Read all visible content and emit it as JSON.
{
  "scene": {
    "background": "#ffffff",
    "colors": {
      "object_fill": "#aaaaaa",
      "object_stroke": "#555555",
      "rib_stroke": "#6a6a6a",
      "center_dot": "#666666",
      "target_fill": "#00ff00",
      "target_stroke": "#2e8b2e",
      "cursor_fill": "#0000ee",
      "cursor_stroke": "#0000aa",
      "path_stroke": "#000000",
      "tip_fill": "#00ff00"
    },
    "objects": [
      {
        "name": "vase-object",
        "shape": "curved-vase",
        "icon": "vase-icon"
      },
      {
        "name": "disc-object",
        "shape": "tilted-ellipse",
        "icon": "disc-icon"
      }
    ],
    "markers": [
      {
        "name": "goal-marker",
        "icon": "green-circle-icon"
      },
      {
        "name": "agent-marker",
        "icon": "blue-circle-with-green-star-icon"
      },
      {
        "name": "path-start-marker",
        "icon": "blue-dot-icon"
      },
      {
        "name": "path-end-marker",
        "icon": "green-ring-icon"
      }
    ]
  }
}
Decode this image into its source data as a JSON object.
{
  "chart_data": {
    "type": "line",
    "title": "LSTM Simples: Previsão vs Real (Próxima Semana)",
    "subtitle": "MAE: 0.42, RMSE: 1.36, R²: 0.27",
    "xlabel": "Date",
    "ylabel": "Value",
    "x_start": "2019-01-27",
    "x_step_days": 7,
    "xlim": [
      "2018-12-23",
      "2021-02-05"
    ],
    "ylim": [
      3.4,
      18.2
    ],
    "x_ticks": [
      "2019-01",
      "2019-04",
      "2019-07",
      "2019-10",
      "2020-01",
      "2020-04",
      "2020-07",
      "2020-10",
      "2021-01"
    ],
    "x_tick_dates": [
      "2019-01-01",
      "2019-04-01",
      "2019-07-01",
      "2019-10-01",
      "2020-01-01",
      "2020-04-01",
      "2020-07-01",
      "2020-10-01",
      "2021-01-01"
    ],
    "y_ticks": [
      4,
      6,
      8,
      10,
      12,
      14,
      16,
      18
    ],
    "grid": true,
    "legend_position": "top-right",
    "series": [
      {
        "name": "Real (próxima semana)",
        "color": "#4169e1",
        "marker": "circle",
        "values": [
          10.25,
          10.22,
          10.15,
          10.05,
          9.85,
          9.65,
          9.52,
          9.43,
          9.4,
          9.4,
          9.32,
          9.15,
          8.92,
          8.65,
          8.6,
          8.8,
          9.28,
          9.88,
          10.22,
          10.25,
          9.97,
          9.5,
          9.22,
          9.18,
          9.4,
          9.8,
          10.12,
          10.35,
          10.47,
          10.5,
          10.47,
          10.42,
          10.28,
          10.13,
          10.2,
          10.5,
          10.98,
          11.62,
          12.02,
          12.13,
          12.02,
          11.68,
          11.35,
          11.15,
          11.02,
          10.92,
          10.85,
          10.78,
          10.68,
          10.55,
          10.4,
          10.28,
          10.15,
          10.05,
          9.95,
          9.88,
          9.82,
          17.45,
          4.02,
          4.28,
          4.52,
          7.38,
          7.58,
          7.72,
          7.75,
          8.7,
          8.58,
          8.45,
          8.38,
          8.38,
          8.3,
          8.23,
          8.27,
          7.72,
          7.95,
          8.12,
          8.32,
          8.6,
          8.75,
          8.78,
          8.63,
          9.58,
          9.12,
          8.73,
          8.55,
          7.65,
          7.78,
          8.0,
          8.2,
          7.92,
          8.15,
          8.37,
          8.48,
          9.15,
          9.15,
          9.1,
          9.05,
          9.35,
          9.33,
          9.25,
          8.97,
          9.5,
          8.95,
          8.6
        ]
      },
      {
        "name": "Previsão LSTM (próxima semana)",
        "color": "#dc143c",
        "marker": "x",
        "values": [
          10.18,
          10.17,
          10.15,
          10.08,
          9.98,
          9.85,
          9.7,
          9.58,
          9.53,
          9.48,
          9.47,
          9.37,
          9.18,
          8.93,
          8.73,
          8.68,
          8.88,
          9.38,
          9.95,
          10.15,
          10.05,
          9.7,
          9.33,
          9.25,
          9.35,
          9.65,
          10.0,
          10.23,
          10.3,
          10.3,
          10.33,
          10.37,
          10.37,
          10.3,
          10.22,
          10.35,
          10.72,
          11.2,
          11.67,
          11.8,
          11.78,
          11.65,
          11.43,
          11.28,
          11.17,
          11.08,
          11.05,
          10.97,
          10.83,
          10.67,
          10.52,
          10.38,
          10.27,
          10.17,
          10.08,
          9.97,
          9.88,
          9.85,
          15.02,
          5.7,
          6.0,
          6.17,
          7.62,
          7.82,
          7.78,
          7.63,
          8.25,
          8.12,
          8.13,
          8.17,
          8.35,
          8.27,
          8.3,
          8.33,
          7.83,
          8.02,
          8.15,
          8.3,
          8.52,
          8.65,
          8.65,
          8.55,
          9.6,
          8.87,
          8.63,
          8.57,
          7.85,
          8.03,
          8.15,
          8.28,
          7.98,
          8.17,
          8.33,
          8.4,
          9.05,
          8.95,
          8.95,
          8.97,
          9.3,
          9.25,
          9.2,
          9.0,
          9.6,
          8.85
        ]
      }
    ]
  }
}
★ ★ ★ ★
### Goal
Extract the complete set of records unchanged.

### The response
Read all visible content and emit it as JSON.
{
  "scene": {
    "background": "#ffffff",
    "colors": {
      "object_fill": "#aaaaaa",
      "object_stroke": "#555555",
      "rib_stroke": "#6a6a6a",
      "center_dot": "#666666",
      "target_fill": "#00ff00",
      "target_stroke": "#2e8b2e",
      "cursor_fill": "#0000ee",
      "cursor_stroke": "#0000aa",
      "path_stroke": "#000000",
      "tip_fill": "#00ff00"
    },
    "objects": [
      {
        "name": "vase-object",
        "shape": "curved-vase",
        "icon": "vase-icon"
      },
      {
        "name": "disc-object",
        "shape": "tilted-ellipse",
        "icon": "disc-icon"
      }
    ],
    "markers": [
      {
        "name": "goal-marker",
        "icon": "green-circle-icon"
      },
      {
        "name": "agent-marker",
        "icon": "blue-circle-with-green-star-icon"
      },
      {
        "name": "path-start-marker",
        "icon": "blue-dot-icon"
      },
      {
        "name": "path-end-marker",
        "icon": "green-ring-icon"
      }
    ]
  }
}
Decode this image into its source data as a JSON object.
{
  "chart_data": {
    "type": "line",
    "title": "LSTM Simples: Previsão vs Real (Próxima Semana)",
    "subtitle": "MAE: 0.42, RMSE: 1.36, R²: 0.27",
    "xlabel": "Date",
    "ylabel": "Value",
    "x_start": "2019-01-27",
    "x_step_days": 7,
    "xlim": [
      "2018-12-23",
      "2021-02-05"
    ],
    "ylim": [
      3.4,
      18.2
    ],
    "x_ticks": [
      "2019-01",
      "2019-04",
      "2019-07",
      "2019-10",
      "2020-01",
      "2020-04",
      "2020-07",
      "2020-10",
      "2021-01"
    ],
    "x_tick_dates": [
      "2019-01-01",
      "2019-04-01",
      "2019-07-01",
      "2019-10-01",
      "2020-01-01",
      "2020-04-01",
      "2020-07-01",
      "2020-10-01",
      "2021-01-01"
    ],
    "y_ticks": [
      4,
      6,
      8,
      10,
      12,
      14,
      16,
      18
    ],
    "grid": true,
    "legend_position": "top-right",
    "series": [
      {
        "name": "Real (próxima semana)",
        "color": "#4169e1",
        "marker": "circle",
        "values": [
          10.25,
          10.22,
          10.15,
          10.05,
          9.85,
          9.65,
          9.52,
          9.43,
          9.4,
          9.4,
          9.32,
          9.15,
          8.92,
          8.65,
          8.6,
          8.8,
          9.28,
          9.88,
          10.22,
          10.25,
          9.97,
          9.5,
          9.22,
          9.18,
          9.4,
          9.8,
          10.12,
          10.35,
          10.47,
          10.5,
          10.47,
          10.42,
          10.28,
          10.13,
          10.2,
          10.5,
          10.98,
          11.62,
          12.02,
          12.13,
          12.02,
          11.68,
          11.35,
          11.15,
          11.02,
          10.92,
          10.85,
          10.78,
          10.68,
          10.55,
          10.4,
          10.28,
          10.15,
          10.05,
          9.95,
          9.88,
          9.82,
          17.45,
          4.02,
          4.28,
          4.52,
          7.38,
          7.58,
          7.72,
          7.75,
          8.7,
          8.58,
          8.45,
          8.38,
          8.38,
          8.3,
          8.23,
          8.27,
          7.72,
          7.95,
          8.12,
          8.32,
          8.6,
          8.75,
          8.78,
          8.63,
          9.58,
          9.12,
          8.73,
          8.55,
          7.65,
          7.78,
          8.0,
          8.2,
          7.92,
          8.15,
          8.37,
          8.48,
          9.15,
          9.15,
          9.1,
          9.05,
          9.35,
          9.33,
          9.25,
          8.97,
          9.5,
          8.95,
          8.6
        ]
      },
      {
        "name": "Previsão LSTM (próxima semana)",
        "color": "#dc143c",
        "marker": "x",
        "values": [
          10.18,
          10.17,
          10.15,
          10.08,
          9.98,
          9.85,
          9.7,
          9.58,
          9.53,
          9.48,
          9.47,
          9.37,
          9.18,
          8.93,
          8.73,
          8.68,
          8.88,
          9.38,
          9.95,
          10.15,
          10.05,
          9.7,
          9.33,
          9.25,
          9.35,
          9.65,
          10.0,
          10.23,
          10.3,
          10.3,
          10.33,
          10.37,
          10.37,
          10.3,
          10.22,
          10.35,
          10.72,
          11.2,
          11.67,
          11.8,
          11.78,
          11.65,
          11.43,
          11.28,
          11.17,
          11.08,
          11.05,
          10.97,
          10.83,
          10.67,
          10.52,
          10.38,
          10.27,
          10.17,
          10.08,
          9.97,
          9.88,
          9.85,
          15.02,
          5.7,
          6.0,
          6.17,
          7.62,
          7.82,
          7.78,
          7.63,
          8.25,
          8.12,
          8.13,
          8.17,
          8.35,
          8.27,
          8.3,
          8.33,
          7.83,
          8.02,
          8.15,
          8.3,
          8.52,
          8.65,
          8.65,
          8.55,
          9.6,
          8.87,
          8.63,
          8.57,
          7.85,
          8.03,
          8.15,
          8.28,
          7.98,
          8.17,
          8.33,
          8.4,
          9.05,
          8.95,
          8.95,
          8.97,
          9.3,
          9.25,
          9.2,
          9.0,
          9.6,
          8.85
        ]
      }
    ]
  }
}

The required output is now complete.